WRITTEN INSTRUCTION: Reproduce the records verbatim, starting with their first line and continuing through the line that contains "spectrogram-blob: [337, 172, 344, 179]".

THE DATA:
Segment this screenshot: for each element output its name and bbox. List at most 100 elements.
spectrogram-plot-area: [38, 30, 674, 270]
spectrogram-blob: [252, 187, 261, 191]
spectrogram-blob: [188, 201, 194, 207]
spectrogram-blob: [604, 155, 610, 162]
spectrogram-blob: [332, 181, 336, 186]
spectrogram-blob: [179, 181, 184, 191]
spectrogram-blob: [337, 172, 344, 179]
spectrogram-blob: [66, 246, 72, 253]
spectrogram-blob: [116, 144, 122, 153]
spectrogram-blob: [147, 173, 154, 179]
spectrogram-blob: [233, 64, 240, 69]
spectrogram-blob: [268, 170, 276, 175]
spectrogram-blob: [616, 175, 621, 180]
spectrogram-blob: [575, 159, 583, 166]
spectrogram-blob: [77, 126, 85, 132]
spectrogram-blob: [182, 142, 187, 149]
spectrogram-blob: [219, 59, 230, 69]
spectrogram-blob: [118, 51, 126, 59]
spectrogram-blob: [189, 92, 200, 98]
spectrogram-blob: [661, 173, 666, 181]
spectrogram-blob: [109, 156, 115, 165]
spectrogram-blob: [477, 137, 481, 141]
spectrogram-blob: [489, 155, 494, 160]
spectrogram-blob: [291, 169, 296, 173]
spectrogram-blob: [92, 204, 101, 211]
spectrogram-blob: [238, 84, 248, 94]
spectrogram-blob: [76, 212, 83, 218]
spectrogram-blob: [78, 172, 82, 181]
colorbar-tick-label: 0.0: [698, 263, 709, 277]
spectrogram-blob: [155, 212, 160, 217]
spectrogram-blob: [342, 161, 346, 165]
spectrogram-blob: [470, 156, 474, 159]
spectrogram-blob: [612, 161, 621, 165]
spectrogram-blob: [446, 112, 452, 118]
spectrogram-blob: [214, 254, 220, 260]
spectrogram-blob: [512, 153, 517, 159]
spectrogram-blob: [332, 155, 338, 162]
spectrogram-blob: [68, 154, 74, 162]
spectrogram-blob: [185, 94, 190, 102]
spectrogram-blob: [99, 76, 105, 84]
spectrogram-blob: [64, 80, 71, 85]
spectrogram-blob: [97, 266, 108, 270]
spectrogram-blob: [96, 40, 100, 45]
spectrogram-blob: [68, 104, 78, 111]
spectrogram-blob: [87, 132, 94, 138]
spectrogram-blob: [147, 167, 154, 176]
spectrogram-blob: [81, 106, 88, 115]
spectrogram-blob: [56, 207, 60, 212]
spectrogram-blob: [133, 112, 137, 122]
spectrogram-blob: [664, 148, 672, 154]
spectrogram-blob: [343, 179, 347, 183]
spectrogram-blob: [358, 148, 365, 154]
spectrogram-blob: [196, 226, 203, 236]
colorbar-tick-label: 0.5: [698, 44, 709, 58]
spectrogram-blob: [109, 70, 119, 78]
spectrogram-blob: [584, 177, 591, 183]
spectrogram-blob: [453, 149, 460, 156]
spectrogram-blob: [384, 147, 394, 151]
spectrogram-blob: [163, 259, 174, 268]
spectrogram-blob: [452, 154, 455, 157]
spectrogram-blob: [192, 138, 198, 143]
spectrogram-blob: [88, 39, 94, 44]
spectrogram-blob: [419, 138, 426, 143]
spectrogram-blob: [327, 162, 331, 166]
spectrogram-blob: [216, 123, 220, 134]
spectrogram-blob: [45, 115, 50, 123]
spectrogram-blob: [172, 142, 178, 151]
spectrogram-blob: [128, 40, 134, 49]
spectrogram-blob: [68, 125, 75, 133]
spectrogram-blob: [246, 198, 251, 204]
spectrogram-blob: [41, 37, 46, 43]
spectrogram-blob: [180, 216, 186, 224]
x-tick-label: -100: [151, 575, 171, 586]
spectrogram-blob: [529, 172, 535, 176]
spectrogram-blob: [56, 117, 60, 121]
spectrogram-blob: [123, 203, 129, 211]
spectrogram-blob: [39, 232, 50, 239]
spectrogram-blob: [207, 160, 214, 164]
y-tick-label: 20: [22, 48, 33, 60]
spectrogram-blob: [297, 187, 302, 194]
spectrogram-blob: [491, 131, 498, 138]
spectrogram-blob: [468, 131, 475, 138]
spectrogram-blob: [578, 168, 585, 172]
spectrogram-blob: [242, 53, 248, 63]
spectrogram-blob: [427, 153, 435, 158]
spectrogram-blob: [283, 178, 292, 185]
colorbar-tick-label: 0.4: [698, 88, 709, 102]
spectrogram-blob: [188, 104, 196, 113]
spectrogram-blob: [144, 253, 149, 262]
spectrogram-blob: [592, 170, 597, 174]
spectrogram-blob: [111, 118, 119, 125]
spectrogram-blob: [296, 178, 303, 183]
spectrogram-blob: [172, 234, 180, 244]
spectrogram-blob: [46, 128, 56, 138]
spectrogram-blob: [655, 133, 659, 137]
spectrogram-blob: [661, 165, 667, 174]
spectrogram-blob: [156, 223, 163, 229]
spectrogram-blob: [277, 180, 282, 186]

REPLY:
Segment this screenshot: for each element output its name and bbox. List at most 100 elements.
spectrogram-plot-area: [38, 30, 674, 270]
spectrogram-blob: [252, 187, 261, 191]
spectrogram-blob: [188, 201, 194, 207]
spectrogram-blob: [604, 155, 610, 162]
spectrogram-blob: [332, 181, 336, 186]
spectrogram-blob: [179, 181, 184, 191]
spectrogram-blob: [337, 172, 344, 179]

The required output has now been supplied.